→ GIVEN EXERCISE 1: Output the passage of the writer's block tips that opens with the words containing "1. Listen to" and closes with "beneficial when writing.".
→ GIVEN EXERCISE 2: In the writer's block tips, which way of making a flow chart does the writer prefer?
→ GIVEN EXERCISE 3: Supply the next part of the writer's block tips, picking up after the second tip.

→ DOCUMENT SECTION:
● ● ● ● ● ● ●

Writing Tips: How to Avoid (and Remedy) Writer’s Block

I, like all other writers, get writer’s block; and I, like all other writers, absolutely HATE writers block! That feeling of wanting to continue writing, but not knowing what on earth to write about, is the worst. Now, I can’t help you come up with something to write about next (that’s a battle you must fight on your own) but I can help you clear your mind and keep writing with newly restored vigor. Here’s some ideas to help you pull through writer’s block:

1. Listen to music. I usually listen to music while I write, either in a quiet space or with headphones. My favorite songs encourage me to keep writing, even if I have no idea what happens next. The music also drowns out distracting noises such as the TV, my dog barking, and my siblings playing or shouting. And it can help you come up with new ideas. If I listen to a sad song while writing a tragic scene, I’m going to feel the sadness and want to keep writing about it so that I don’t feel sad anymore. I find music highly beneficial when writing.

2. Create a flow chart. Okay, okay, I know flow charts became pretty old in third grade when you had to make them a lot, but they really do help. If I write all of my ideas on a separate note card and use arrows to show how they’re connected, it helps me to avoid the question, “What do I write about next?” You can do this on a sheet of paper, or you can do it on note cards and tape it up somewhere. I personally prefer the latter, because then I see it a lot and am constantly reminded, “You need to write. You need to write.”

● ● ● ● ● ● ●

→ DATASET EXTRACT:
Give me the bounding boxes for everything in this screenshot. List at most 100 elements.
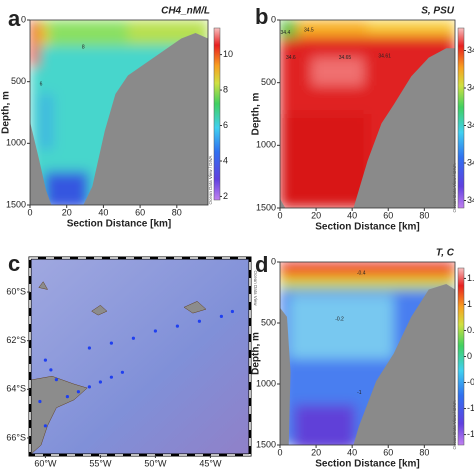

● ● ● ● ● ● ●

→ EXPECTED ANSWER 1:
1. Listen to music. I usually listen to music while I write, either in a quiet space or with headphones. My favorite songs encourage me to keep writing, even if I have no idea what happens next. The music also drowns out distracting noises such as the TV, my dog barking, and my siblings playing or shouting. And it can help you come up with new ideas. If I listen to a sad song while writing a tragic scene, I’m going to feel the sadness and want to keep writing about it so that I don’t feel sad anymore. I find music highly beneficial when writing.

→ EXPECTED ANSWER 2: Putting the ideas on note cards and taping them up somewhere.

→ EXPECTED ANSWER 3:
3. Just stop writing. No, I don’t mean you need to put down your pen forever. Getting writer’s block doesn’t make you a bad writer. You just need to take a little break. Go outside. Read a book. Sometimes I find a little food doesn’t hurt, either. It’s hard to write on an empty stomach.;) Writing takes a lot of brainpower and focus to do, or at least to do well. Sometimes writer’s block is just your brain’s way of telling you that it needs a break.

4. Reread what you’ve written. Have you ever walked into a room to do something, only to instantly forget what you’re doing there in the first place? This happens to me all the time. It helps if I backtrack and think of what I was doing before I walked into the room. Then I can usually remember what I originally wanted to do. Well, writing is kind of like this. You can start a paragraph, or a chapter, or a sentence, only to find that you haven’t the slightest idea what you wanted it to be about in the first place. All you need to do is backtrack. Go back a couple of sentences, paragraphs, or chapters and reread everything you’ve written. Then, when you get back to that naughty little sentence-to-be, you have a clear idea of what it needs to be about.

5. Read. Authors write books for a reason. Pleasure, fame, fortune, and a love for writing are among the main reasons. But books can serve another purpose, too: they can give you new ideas. I know that sometimes it’s impossible to keep thinking for just five minutes when you’re about to lose yourself in a good story, but pay attention to the pieces of the story, too, and not just a story as a whole. Pick up plot ideas, twists, vocabulary, and use them to come up with something new for your story. Notice how the author sets up a scene and starts new paragraphs or chapters. Then apply the methods to your story. Books are not only for pleasure, but are ways to give writing tips– from author to author.

6. Use a dictionary. You’re not checking your spelling, grammar, or vocabulary. You’re just using the dictionary to learn a bit. Dictionaries are full of words that the majority of the world hadn’t even heard of until Oxford and Miriam Webster decided they were real, so you just might pick something up.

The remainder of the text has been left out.